Written exercise:
Check each line of the data below for the word "SDTVAR", then extract the ones that have it.

Saved entries:
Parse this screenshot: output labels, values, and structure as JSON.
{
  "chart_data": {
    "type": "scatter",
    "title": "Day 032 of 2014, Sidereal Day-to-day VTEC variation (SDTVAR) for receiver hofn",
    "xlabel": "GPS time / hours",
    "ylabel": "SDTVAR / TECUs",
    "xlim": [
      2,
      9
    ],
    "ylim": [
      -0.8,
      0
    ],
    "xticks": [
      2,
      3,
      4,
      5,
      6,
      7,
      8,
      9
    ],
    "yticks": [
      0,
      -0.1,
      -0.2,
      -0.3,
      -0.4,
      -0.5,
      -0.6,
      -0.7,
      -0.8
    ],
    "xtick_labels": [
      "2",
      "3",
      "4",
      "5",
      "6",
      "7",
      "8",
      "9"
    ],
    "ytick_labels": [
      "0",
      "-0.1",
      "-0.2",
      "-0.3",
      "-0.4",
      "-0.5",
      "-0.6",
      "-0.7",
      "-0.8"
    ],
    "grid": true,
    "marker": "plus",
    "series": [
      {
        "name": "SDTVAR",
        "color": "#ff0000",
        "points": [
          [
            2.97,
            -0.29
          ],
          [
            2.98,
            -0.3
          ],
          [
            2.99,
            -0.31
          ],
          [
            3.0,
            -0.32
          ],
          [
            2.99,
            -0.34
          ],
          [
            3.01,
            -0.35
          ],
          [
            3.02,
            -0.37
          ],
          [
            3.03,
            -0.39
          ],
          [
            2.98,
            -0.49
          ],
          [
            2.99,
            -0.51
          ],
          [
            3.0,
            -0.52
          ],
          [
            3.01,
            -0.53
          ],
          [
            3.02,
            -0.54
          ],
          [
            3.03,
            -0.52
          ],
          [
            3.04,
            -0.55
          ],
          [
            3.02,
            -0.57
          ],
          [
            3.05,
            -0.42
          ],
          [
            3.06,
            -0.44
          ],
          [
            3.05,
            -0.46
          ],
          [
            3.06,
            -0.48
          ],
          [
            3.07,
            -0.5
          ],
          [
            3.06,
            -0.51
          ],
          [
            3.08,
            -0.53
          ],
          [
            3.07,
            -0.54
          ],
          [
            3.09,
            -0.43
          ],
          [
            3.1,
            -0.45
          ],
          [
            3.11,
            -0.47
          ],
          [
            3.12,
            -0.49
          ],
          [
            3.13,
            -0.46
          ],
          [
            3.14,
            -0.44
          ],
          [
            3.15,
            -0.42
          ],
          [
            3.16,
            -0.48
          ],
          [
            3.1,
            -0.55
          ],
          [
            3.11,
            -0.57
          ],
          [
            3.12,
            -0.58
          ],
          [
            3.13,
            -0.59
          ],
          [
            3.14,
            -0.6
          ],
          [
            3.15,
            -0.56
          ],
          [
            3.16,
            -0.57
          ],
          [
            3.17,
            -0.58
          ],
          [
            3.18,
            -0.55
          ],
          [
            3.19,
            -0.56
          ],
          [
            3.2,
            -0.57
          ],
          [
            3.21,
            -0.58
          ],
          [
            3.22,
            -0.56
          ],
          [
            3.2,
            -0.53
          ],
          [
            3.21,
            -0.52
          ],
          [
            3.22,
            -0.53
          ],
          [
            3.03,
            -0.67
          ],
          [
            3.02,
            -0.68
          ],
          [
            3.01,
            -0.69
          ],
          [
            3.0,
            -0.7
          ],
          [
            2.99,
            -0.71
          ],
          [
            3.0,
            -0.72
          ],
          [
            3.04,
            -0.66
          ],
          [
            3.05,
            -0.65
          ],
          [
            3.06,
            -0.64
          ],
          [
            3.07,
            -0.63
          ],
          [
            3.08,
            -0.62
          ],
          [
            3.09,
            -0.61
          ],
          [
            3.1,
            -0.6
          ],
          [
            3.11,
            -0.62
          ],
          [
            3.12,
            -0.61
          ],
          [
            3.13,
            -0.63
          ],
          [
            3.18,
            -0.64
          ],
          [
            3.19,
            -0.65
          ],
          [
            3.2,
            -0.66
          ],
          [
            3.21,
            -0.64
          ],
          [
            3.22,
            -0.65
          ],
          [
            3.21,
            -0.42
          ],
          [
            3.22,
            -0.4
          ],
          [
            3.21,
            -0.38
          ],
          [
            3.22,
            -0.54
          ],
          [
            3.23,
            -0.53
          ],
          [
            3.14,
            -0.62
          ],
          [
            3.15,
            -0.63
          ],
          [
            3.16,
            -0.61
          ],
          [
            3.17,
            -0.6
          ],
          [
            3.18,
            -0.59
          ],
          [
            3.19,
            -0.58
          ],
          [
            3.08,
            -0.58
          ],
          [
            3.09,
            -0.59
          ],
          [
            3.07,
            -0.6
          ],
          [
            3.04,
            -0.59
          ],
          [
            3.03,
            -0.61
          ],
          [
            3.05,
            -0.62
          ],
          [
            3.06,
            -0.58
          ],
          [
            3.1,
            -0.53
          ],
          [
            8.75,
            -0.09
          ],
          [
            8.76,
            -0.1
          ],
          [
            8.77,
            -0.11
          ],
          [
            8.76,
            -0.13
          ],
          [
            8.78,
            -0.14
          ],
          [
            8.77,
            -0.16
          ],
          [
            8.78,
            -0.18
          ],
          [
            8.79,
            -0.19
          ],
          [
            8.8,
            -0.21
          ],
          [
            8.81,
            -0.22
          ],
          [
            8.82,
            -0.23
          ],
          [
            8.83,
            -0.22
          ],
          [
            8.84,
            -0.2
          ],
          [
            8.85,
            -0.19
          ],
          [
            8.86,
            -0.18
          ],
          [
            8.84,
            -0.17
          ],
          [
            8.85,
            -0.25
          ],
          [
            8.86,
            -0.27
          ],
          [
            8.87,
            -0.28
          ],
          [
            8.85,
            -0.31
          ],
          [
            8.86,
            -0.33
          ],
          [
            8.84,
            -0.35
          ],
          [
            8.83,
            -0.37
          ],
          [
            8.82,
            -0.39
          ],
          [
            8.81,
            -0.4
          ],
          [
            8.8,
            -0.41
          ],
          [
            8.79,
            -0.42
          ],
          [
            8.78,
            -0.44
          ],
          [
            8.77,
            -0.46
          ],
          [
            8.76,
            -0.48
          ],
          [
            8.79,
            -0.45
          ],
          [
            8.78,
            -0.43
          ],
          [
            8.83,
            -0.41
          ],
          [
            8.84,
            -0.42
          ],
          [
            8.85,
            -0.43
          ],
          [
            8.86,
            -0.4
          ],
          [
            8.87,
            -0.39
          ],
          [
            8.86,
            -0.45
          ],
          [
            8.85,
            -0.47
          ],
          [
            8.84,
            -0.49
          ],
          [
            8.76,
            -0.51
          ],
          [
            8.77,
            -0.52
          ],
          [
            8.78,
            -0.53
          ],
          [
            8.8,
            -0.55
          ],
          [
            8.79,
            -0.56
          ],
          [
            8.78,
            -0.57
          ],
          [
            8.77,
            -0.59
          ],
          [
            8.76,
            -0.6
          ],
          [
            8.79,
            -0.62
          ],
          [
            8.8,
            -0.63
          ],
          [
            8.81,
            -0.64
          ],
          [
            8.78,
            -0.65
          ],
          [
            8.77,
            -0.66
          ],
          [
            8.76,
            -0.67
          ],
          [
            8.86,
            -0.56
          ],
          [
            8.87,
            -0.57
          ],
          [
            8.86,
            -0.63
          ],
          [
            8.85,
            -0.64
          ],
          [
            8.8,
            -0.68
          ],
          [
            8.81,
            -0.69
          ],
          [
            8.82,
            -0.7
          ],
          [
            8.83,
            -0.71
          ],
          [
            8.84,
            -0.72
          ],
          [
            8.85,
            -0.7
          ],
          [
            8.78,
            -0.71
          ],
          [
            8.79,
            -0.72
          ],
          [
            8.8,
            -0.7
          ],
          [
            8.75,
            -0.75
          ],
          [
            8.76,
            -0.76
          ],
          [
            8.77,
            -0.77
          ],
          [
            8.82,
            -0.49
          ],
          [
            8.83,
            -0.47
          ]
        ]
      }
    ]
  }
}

Exercise solution:
    "title": "Day 032 of 2014, Sidereal Day-to-day VTEC variation (SDTVAR) for receiver hofn",
    "ylabel": "SDTVAR / TECUs",
        "name": "SDTVAR",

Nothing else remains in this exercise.